→ YOUR GOAL
Find all lines in the listing that include the word "nAtlantic", then copy them.
┄┄┄┄┄┄
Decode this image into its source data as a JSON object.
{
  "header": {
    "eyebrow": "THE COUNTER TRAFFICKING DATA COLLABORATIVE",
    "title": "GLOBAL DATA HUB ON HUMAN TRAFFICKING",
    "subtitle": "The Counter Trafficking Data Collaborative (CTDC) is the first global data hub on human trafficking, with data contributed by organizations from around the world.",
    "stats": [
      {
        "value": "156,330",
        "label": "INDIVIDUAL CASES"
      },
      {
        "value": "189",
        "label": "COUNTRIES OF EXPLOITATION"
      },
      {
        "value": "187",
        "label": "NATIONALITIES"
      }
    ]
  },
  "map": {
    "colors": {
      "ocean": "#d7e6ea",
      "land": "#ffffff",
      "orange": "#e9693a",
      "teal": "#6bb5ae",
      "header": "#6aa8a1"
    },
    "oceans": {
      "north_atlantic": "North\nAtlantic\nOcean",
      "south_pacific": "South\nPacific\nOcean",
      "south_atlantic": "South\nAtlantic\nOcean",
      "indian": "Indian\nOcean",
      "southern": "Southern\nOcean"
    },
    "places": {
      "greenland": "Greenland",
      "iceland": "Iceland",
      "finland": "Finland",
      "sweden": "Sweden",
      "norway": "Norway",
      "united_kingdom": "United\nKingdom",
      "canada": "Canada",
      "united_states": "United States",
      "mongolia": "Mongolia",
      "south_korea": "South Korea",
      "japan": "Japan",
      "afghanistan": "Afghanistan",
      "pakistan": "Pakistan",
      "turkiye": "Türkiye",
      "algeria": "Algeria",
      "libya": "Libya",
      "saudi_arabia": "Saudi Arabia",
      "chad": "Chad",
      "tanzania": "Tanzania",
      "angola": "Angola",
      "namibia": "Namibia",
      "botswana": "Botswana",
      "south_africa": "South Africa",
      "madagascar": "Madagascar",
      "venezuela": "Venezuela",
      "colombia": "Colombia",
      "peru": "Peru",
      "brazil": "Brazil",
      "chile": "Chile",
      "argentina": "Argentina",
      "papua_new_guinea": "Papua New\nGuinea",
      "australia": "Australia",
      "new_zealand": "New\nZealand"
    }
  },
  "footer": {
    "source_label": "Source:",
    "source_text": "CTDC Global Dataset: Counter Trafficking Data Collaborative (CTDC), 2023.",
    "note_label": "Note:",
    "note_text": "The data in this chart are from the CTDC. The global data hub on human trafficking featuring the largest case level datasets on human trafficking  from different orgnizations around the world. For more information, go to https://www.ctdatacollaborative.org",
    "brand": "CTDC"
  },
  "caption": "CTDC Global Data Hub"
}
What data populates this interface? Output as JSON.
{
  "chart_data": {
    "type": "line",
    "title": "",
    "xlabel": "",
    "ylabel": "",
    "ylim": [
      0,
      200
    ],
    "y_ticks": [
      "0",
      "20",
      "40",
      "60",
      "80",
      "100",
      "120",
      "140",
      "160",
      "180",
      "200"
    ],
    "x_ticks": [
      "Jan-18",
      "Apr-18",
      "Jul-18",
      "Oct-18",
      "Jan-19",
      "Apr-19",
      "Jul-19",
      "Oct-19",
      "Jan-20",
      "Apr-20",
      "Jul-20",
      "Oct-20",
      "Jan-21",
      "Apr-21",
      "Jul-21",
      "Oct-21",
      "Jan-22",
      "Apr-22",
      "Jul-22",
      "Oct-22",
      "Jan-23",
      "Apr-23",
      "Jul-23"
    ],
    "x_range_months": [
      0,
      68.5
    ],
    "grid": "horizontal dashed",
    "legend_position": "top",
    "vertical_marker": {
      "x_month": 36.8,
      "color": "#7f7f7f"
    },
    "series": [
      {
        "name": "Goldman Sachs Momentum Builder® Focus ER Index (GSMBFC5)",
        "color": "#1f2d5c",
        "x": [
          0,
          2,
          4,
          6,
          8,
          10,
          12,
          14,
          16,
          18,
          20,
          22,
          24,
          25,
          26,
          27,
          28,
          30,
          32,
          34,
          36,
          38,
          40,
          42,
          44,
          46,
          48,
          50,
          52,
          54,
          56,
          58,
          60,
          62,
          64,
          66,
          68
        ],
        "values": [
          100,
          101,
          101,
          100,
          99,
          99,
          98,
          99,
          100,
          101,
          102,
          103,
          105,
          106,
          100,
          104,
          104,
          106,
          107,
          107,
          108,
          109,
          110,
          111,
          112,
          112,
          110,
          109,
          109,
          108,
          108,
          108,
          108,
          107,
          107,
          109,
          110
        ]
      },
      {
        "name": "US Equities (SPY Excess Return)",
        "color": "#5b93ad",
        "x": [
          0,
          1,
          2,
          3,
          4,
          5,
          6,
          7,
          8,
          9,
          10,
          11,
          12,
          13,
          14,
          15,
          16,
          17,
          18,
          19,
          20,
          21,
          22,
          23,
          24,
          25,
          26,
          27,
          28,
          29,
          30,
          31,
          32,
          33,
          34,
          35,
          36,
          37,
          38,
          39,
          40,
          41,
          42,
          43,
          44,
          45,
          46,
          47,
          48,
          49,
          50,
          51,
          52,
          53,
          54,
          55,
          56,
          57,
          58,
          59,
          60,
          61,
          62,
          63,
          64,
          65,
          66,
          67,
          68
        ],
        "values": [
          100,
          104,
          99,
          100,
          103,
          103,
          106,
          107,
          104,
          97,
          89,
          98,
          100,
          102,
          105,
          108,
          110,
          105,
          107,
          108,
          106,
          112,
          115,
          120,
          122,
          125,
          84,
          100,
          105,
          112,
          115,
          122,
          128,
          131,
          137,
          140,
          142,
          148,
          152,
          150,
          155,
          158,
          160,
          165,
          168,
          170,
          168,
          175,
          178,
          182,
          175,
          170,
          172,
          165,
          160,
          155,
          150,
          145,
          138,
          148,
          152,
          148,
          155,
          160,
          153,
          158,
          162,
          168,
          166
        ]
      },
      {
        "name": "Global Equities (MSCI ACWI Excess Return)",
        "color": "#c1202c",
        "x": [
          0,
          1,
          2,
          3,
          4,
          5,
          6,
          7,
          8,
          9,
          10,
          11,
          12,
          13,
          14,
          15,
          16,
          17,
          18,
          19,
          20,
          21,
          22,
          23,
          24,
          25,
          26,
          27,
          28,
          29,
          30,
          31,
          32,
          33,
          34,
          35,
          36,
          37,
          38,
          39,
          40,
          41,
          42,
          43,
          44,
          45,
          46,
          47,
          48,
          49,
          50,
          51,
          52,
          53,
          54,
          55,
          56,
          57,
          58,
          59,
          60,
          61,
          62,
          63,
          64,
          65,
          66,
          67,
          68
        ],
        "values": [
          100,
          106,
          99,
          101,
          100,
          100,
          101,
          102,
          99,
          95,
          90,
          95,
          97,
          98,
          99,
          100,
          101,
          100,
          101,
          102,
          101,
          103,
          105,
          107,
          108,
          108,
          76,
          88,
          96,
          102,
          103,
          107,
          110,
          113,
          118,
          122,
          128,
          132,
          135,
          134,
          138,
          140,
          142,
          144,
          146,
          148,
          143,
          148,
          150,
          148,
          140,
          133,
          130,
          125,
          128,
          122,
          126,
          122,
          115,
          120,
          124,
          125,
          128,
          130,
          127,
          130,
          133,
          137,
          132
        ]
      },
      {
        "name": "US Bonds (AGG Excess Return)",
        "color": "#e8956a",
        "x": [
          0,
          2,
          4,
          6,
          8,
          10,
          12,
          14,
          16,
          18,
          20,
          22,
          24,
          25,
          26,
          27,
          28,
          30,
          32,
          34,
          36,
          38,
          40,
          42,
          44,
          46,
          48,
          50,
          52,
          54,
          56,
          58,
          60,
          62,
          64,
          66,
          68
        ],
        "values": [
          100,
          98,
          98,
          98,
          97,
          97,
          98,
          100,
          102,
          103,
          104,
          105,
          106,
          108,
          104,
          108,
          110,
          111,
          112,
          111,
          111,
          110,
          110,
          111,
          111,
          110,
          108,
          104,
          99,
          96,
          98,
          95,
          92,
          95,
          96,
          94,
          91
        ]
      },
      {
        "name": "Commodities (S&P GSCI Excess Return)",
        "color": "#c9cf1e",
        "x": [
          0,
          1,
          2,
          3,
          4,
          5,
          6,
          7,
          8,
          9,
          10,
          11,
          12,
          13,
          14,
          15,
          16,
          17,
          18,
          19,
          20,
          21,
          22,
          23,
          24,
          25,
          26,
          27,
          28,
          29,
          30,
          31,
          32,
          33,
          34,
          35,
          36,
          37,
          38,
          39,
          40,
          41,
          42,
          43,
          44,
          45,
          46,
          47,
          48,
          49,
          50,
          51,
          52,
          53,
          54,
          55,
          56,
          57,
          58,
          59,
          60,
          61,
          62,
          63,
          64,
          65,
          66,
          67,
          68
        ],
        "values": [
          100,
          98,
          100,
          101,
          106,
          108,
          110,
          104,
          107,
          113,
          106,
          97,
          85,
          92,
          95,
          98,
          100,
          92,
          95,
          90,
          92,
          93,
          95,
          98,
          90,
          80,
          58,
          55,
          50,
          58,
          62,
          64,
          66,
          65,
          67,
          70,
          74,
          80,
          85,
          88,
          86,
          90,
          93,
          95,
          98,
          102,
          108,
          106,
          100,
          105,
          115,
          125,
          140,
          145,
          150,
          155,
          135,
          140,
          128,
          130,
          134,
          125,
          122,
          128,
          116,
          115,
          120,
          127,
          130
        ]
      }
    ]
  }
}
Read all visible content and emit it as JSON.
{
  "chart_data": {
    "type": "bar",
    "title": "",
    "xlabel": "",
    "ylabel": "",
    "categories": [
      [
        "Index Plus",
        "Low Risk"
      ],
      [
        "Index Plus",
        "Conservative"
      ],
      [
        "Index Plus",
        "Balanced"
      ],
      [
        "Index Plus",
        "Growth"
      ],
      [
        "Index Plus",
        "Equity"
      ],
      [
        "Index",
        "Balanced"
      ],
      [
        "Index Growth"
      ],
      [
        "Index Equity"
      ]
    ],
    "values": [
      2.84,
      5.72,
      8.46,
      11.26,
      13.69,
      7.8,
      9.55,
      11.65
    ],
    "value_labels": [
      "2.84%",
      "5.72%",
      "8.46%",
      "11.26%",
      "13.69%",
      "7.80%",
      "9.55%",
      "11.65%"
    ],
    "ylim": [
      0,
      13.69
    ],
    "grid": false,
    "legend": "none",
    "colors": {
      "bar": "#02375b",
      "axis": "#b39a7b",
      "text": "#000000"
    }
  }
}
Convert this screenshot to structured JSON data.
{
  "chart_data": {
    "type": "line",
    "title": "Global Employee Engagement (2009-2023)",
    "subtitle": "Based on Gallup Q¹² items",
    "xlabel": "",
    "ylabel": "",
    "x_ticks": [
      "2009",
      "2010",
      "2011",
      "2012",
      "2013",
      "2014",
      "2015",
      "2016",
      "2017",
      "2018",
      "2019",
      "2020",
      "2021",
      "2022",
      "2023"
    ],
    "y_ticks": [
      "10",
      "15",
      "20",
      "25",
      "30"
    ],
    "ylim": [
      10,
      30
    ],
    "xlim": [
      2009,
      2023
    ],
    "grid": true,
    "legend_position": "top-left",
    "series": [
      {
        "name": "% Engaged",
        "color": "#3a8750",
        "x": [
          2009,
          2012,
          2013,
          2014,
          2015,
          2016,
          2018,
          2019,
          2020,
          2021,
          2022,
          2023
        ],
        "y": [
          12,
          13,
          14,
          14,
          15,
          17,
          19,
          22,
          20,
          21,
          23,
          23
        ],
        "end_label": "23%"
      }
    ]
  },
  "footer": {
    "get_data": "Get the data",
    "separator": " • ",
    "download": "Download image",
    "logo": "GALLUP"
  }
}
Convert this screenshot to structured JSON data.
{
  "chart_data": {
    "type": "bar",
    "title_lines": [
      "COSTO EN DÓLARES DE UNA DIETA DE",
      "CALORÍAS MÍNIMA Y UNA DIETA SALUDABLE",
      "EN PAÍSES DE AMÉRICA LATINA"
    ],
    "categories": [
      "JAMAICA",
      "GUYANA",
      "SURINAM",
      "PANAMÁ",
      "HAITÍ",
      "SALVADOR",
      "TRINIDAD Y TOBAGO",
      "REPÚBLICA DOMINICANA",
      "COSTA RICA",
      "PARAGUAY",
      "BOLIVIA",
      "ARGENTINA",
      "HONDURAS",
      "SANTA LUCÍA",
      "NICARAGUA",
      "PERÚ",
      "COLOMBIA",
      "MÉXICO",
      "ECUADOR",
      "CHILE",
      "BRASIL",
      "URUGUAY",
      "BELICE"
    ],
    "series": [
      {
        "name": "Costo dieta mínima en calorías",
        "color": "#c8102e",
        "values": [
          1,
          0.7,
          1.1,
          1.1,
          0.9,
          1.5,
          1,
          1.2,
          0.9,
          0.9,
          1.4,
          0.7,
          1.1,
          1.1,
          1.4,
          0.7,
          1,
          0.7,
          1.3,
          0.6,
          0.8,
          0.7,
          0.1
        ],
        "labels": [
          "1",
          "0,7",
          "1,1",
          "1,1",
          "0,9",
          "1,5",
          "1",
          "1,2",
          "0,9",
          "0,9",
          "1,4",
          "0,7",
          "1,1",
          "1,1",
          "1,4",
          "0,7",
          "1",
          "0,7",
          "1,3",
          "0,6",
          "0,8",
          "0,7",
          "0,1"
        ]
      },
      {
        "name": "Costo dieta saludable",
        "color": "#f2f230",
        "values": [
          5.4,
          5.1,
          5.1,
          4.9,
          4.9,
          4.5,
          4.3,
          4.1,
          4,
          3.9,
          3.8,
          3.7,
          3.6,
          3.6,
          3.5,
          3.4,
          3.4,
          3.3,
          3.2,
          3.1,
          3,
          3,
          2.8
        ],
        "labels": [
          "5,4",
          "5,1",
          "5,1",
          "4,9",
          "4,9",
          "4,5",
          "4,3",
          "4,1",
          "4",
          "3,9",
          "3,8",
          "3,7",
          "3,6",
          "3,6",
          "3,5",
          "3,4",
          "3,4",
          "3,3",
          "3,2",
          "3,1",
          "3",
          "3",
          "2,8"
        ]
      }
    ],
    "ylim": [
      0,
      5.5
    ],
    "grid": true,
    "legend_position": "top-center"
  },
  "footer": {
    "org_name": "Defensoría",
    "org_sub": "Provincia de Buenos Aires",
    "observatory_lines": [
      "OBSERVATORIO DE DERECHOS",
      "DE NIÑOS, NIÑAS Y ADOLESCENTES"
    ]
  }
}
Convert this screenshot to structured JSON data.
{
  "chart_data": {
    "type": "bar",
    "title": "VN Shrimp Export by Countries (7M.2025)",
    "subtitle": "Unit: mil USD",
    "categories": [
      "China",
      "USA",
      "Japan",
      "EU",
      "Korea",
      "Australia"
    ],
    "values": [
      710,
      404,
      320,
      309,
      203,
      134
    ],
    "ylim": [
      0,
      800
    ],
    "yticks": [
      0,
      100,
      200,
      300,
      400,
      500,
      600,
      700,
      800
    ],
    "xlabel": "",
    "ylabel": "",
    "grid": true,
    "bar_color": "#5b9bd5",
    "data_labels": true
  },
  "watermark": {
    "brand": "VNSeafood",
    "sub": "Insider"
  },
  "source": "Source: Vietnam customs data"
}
┄┄┄┄┄┄
→ TASK RESULT
      "north_atlantic": "North\nAtlantic\nOcean",
      "south_atlantic": "South\nAtlantic\nOcean",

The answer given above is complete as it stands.